» **What you need to do**
Copy all entries without alteration and skip the pictures they hold.

Stored data
◇ ◇ ◇ ◇ ◇

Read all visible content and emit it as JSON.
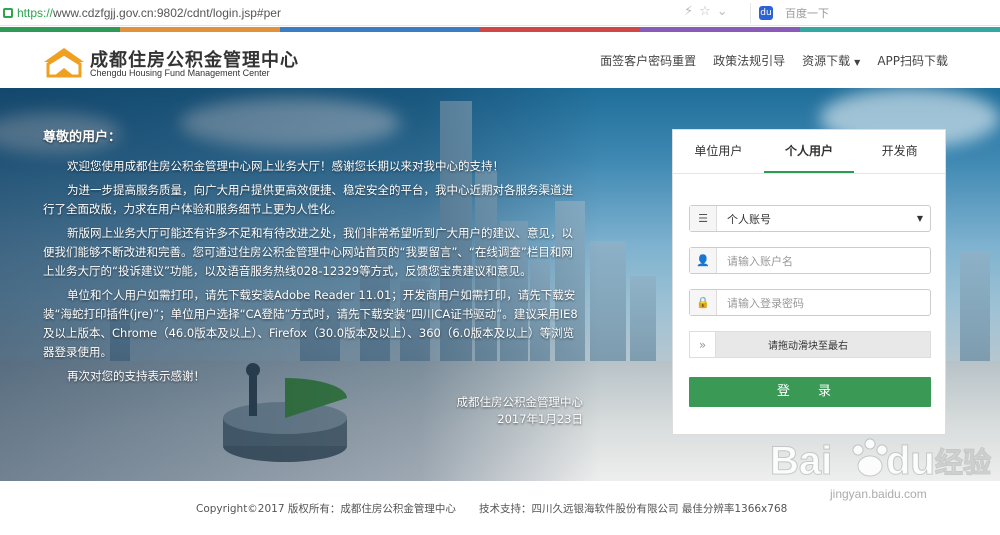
{
  "browser": {
    "url_scheme": "https://",
    "url_rest": "www.cdzfgjj.gov.cn:9802/cdnt/login.jsp#per",
    "search_placeholder": "百度一下"
  },
  "strip_colors": [
    "#2f9a58",
    "#e2923a",
    "#3b7dc4",
    "#d14747",
    "#8a5ab8",
    "#35a7a2"
  ],
  "header": {
    "org_name_cn": "成都住房公积金管理中心",
    "org_name_en": "Chengdu Housing Fund Management Center",
    "nav": [
      "面签客户密码重置",
      "政策法规引导",
      "资源下载",
      "APP扫码下载"
    ]
  },
  "notice": {
    "greeting": "尊敬的用户：",
    "paragraphs": [
      "欢迎您使用成都住房公积金管理中心网上业务大厅！感谢您长期以来对我中心的支持！",
      "为进一步提高服务质量，向广大用户提供更高效便捷、稳定安全的平台，我中心近期对各服务渠道进行了全面改版，力求在用户体验和服务细节上更为人性化。",
      "新版网上业务大厅可能还有许多不足和有待改进之处，我们非常希望听到广大用户的建议、意见，以便我们能够不断改进和完善。您可通过住房公积金管理中心网站首页的“我要留言”、“在线调查”栏目和网上业务大厅的“投诉建议”功能，以及语音服务热线028-12329等方式，反馈您宝贵建议和意见。",
      "单位和个人用户如需打印，请先下载安装Adobe Reader 11.01；开发商用户如需打印，请先下载安装“海蛇打印插件(jre)”；单位用户选择“CA登陆”方式时，请先下载安装“四川CA证书驱动”。建议采用IE8及以上版本、Chrome（46.0版本及以上）、Firefox（30.0版本及以上）、360（6.0版本及以上）等浏览器登录使用。",
      "再次对您的支持表示感谢！"
    ],
    "signature": "成都住房公积金管理中心",
    "date": "2017年1月23日"
  },
  "login": {
    "tabs": [
      "单位用户",
      "个人用户",
      "开发商"
    ],
    "active_tab": "个人用户",
    "account_type_selected": "个人账号",
    "account_placeholder": "请输入账户名",
    "password_placeholder": "请输入登录密码",
    "slider_text": "请拖动滑块至最右",
    "login_button": "登 录",
    "accent_color": "#3a9a55"
  },
  "footer": {
    "copyright": "Copyright©2017 版权所有：成都住房公积金管理中心",
    "tech_support": "技术支持：四川久远银海软件股份有限公司  最佳分辨率1366x768"
  },
  "watermark": {
    "brand": "Bai",
    "brand2": "du",
    "cn": "经验",
    "url": "jingyan.baidu.com"
  }
}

◇ ◇ ◇ ◇ ◇

» **Written response**
Read all visible content and emit it as JSON.
{
  "browser": {
    "url_scheme": "https://",
    "url_rest": "www.cdzfgjj.gov.cn:9802/cdnt/login.jsp#per",
    "search_placeholder": "百度一下"
  },
  "strip_colors": [
    "#2f9a58",
    "#e2923a",
    "#3b7dc4",
    "#d14747",
    "#8a5ab8",
    "#35a7a2"
  ],
  "header": {
    "org_name_cn": "成都住房公积金管理中心",
    "org_name_en": "Chengdu Housing Fund Management Center",
    "nav": [
      "面签客户密码重置",
      "政策法规引导",
      "资源下载",
      "APP扫码下载"
    ]
  },
  "notice": {
    "greeting": "尊敬的用户：",
    "paragraphs": [
      "欢迎您使用成都住房公积金管理中心网上业务大厅！感谢您长期以来对我中心的支持！",
      "为进一步提高服务质量，向广大用户提供更高效便捷、稳定安全的平台，我中心近期对各服务渠道进行了全面改版，力求在用户体验和服务细节上更为人性化。",
      "新版网上业务大厅可能还有许多不足和有待改进之处，我们非常希望听到广大用户的建议、意见，以便我们能够不断改进和完善。您可通过住房公积金管理中心网站首页的“我要留言”、“在线调查”栏目和网上业务大厅的“投诉建议”功能，以及语音服务热线028-12329等方式，反馈您宝贵建议和意见。",
      "单位和个人用户如需打印，请先下载安装Adobe Reader 11.01；开发商用户如需打印，请先下载安装“海蛇打印插件(jre)”；单位用户选择“CA登陆”方式时，请先下载安装“四川CA证书驱动”。建议采用IE8及以上版本、Chrome（46.0版本及以上）、Firefox（30.0版本及以上）、360（6.0版本及以上）等浏览器登录使用。",
      "再次对您的支持表示感谢！"
    ],
    "signature": "成都住房公积金管理中心",
    "date": "2017年1月23日"
  },
  "login": {
    "tabs": [
      "单位用户",
      "个人用户",
      "开发商"
    ],
    "active_tab": "个人用户",
    "account_type_selected": "个人账号",
    "account_placeholder": "请输入账户名",
    "password_placeholder": "请输入登录密码",
    "slider_text": "请拖动滑块至最右",
    "login_button": "登 录",
    "accent_color": "#3a9a55"
  },
  "footer": {
    "copyright": "Copyright©2017 版权所有：成都住房公积金管理中心",
    "tech_support": "技术支持：四川久远银海软件股份有限公司  最佳分辨率1366x768"
  },
  "watermark": {
    "brand": "Bai",
    "brand2": "du",
    "cn": "经验",
    "url": "jingyan.baidu.com"
  }
}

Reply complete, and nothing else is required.